* begin Exercise material *

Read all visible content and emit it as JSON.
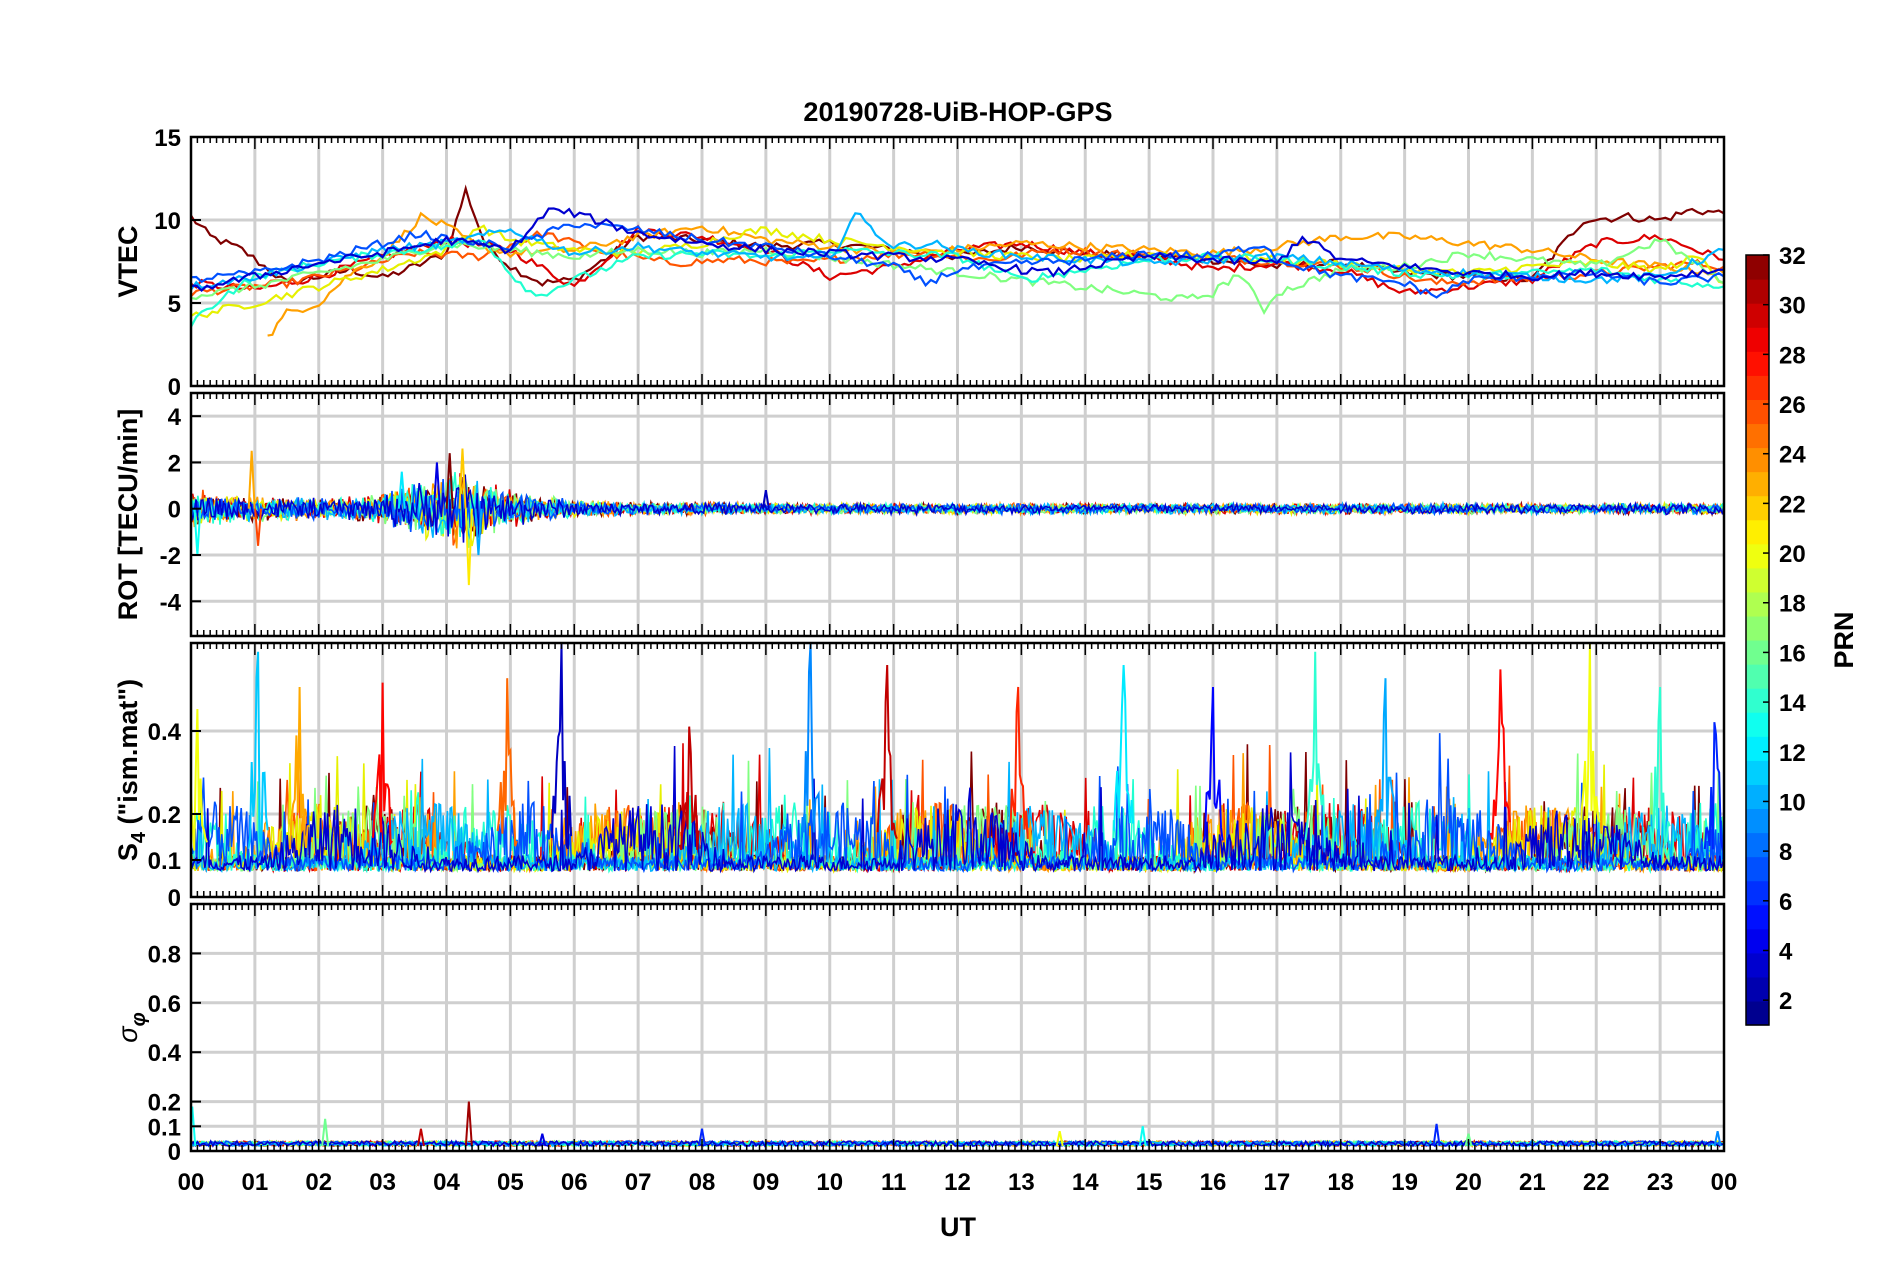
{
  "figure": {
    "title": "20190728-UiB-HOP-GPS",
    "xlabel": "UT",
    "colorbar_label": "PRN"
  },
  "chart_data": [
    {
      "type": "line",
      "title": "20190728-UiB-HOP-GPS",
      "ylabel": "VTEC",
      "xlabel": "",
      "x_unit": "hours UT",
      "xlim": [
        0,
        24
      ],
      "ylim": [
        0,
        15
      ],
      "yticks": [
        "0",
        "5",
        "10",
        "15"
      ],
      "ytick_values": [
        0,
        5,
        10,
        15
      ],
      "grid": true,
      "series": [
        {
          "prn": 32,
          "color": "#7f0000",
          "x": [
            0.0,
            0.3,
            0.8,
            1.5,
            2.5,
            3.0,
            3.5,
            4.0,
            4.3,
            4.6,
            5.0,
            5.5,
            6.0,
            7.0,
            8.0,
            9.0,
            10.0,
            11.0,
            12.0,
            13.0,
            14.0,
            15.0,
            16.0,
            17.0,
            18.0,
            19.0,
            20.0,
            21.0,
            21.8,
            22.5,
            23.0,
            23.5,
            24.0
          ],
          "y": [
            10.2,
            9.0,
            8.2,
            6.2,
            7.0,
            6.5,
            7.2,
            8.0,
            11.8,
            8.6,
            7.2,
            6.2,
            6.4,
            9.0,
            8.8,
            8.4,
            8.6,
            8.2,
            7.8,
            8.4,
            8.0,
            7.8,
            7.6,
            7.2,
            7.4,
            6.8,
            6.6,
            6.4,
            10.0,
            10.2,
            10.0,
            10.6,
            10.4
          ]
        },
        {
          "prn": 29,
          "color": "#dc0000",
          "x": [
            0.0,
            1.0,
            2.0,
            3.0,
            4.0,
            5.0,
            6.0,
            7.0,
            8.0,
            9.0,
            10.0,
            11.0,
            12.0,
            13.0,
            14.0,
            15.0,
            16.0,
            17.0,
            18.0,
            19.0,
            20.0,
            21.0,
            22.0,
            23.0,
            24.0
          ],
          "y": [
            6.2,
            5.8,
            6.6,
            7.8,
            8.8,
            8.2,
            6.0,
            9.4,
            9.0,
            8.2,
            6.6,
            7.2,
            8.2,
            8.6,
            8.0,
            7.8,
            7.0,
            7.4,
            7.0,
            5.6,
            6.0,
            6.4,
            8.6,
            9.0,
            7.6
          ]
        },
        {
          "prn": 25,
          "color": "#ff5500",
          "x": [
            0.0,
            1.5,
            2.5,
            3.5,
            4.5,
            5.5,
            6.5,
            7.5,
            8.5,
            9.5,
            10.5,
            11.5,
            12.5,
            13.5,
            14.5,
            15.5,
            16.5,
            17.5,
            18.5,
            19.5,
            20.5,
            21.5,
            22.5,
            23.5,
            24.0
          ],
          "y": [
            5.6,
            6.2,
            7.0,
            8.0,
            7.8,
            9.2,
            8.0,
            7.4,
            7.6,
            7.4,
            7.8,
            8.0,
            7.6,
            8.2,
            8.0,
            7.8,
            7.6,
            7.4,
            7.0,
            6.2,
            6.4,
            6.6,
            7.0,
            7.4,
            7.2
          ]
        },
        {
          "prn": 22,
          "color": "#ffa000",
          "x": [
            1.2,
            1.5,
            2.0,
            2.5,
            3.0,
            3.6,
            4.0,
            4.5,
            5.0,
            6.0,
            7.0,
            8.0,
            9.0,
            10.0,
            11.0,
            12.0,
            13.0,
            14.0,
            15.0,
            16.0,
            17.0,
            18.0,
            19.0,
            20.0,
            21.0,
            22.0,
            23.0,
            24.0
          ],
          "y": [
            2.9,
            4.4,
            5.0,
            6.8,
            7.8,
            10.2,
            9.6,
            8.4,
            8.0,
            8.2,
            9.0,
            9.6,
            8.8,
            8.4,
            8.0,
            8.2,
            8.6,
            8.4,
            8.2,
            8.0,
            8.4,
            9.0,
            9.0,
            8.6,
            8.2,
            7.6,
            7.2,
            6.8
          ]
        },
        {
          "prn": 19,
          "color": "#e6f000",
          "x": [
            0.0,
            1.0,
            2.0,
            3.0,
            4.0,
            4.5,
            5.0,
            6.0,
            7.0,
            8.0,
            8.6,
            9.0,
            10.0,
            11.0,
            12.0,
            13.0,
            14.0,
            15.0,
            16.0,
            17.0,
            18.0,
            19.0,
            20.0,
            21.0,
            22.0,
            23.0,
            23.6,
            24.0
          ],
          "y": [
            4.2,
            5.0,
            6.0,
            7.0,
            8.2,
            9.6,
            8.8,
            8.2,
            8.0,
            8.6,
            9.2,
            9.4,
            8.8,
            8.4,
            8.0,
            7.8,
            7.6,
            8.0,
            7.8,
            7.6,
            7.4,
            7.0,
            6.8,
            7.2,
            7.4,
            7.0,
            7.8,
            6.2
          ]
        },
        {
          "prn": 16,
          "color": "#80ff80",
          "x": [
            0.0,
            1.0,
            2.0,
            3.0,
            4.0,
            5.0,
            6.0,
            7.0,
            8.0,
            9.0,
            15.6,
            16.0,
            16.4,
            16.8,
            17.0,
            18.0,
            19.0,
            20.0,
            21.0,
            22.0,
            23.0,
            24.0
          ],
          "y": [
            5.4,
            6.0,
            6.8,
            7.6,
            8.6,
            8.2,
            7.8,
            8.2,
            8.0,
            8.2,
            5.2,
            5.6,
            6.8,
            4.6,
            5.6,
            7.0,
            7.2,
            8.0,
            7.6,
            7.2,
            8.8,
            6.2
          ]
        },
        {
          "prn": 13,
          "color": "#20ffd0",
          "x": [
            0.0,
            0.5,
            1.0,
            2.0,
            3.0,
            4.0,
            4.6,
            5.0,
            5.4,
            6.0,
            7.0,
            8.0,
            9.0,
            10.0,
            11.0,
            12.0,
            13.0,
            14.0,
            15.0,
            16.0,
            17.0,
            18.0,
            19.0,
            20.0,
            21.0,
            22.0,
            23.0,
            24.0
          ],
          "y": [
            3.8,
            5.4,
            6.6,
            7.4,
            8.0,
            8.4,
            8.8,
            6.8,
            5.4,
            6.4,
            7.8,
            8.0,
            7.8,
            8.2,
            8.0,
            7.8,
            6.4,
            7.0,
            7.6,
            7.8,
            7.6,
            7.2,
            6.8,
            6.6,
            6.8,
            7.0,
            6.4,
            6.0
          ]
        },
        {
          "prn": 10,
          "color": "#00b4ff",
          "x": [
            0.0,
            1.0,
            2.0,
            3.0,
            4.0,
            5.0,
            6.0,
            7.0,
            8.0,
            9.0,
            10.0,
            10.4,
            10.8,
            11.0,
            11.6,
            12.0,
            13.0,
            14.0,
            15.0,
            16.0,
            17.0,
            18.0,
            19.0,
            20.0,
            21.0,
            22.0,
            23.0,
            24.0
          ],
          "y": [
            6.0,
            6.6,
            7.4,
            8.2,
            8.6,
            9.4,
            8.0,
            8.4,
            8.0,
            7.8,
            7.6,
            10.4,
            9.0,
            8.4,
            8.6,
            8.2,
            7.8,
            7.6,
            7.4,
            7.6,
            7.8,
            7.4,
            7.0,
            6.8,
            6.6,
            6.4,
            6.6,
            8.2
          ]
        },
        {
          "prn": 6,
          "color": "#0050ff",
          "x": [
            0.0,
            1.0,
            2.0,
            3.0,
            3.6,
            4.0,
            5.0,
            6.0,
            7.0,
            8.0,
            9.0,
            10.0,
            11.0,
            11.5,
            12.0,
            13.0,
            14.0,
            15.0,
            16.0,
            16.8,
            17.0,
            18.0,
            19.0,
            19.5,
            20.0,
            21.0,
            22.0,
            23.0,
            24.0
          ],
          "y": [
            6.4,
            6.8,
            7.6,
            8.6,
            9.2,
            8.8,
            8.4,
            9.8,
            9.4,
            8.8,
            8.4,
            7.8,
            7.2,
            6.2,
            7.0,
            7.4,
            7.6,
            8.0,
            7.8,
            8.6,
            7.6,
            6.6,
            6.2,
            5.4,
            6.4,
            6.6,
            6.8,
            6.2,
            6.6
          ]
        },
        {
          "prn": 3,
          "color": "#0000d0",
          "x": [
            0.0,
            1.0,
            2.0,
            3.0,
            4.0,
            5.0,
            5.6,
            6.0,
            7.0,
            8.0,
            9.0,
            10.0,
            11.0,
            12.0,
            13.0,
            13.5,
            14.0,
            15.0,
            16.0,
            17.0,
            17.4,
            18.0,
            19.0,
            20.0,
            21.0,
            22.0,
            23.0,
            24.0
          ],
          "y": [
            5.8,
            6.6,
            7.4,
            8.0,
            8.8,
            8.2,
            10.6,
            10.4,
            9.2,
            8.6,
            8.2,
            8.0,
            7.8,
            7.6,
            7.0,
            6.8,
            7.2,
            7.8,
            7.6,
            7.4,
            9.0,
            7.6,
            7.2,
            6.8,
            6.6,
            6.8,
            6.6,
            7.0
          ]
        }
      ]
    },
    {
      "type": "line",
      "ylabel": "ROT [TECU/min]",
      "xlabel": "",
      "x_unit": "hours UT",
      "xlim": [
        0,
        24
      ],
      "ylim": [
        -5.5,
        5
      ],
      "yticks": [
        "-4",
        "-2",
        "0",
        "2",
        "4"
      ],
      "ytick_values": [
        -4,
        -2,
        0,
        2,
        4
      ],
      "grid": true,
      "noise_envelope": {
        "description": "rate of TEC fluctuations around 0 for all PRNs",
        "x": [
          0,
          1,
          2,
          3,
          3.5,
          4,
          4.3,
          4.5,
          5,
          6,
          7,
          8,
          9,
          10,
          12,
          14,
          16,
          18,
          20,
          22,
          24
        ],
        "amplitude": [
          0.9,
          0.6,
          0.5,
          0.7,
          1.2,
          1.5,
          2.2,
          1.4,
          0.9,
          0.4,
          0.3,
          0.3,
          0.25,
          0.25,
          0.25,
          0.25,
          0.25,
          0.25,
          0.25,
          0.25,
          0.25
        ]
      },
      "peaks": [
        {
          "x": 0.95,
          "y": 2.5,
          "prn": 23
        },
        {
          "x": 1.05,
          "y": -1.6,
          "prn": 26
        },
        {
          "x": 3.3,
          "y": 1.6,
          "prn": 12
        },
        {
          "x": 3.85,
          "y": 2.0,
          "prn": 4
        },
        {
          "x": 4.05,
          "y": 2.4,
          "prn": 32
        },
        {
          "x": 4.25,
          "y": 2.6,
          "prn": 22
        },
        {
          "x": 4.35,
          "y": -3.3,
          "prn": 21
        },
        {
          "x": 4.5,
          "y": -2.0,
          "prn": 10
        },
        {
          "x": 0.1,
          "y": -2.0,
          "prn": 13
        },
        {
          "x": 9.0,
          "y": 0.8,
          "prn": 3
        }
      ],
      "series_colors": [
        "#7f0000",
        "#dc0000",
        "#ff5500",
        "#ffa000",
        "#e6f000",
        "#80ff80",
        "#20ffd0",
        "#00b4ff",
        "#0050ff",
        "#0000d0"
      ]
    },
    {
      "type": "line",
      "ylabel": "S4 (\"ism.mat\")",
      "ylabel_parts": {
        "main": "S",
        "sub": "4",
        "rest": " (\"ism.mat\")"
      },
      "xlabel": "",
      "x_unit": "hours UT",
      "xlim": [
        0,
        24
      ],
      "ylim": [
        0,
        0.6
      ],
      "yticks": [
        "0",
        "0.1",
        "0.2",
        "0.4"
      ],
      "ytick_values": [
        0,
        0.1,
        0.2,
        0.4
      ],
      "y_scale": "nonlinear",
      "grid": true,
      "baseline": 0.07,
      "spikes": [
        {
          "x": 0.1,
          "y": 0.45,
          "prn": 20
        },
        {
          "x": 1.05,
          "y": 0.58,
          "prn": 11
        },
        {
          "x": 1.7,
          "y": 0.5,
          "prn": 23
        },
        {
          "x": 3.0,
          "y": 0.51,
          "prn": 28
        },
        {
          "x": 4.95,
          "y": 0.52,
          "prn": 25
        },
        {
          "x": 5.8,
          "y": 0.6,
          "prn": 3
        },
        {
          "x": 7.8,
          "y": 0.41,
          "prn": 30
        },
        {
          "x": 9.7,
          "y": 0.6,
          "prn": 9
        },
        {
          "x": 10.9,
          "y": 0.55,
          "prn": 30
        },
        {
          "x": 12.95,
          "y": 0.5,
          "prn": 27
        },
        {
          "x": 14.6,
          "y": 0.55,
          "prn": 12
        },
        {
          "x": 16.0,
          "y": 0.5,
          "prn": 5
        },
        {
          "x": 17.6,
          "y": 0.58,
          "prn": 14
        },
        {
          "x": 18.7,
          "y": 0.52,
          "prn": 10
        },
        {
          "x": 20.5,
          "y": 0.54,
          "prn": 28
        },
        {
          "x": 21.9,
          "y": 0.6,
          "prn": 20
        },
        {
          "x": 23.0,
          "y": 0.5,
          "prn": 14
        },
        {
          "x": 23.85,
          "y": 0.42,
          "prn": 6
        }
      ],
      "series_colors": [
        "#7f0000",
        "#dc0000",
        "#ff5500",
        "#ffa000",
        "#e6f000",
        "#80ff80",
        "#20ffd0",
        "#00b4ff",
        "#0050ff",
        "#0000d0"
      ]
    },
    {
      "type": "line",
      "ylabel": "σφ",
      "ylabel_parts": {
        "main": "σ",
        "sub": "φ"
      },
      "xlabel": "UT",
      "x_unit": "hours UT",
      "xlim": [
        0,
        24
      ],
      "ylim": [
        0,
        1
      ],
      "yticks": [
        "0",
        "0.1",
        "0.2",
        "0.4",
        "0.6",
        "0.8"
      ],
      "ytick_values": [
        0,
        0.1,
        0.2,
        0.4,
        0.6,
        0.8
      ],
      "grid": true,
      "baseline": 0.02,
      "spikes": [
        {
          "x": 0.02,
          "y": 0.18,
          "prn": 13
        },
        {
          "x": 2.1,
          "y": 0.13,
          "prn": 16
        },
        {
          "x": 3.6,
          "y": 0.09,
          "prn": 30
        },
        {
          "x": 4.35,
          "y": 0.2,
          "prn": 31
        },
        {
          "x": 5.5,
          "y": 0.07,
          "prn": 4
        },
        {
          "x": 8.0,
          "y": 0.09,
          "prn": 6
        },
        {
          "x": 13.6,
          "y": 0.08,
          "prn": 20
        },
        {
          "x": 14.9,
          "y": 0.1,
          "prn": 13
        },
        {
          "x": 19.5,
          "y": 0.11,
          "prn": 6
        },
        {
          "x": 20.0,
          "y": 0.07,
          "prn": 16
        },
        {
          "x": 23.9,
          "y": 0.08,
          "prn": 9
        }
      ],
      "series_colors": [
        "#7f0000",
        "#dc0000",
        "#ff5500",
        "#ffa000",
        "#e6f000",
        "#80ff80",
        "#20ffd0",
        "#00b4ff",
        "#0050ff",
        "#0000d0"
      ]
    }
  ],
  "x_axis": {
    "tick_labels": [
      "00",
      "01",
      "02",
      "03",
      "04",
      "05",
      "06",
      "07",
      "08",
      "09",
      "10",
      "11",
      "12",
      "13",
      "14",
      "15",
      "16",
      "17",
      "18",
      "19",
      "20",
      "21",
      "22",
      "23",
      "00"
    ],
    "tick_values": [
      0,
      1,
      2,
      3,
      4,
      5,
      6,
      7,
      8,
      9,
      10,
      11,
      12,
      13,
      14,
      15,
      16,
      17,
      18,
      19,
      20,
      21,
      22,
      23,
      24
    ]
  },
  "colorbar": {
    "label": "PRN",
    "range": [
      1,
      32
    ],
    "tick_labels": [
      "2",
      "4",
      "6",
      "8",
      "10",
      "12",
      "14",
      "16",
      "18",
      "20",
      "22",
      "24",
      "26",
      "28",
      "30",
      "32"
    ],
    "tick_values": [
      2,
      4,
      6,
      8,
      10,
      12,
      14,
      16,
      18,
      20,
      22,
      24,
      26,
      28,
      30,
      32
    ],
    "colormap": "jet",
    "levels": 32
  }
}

* end Exercise material *

Extract lines where the string "title" occurs.

## In response
    "title": "20190728-UiB-HOP-GPS",
      "title": "20190728-UiB-HOP-GPS",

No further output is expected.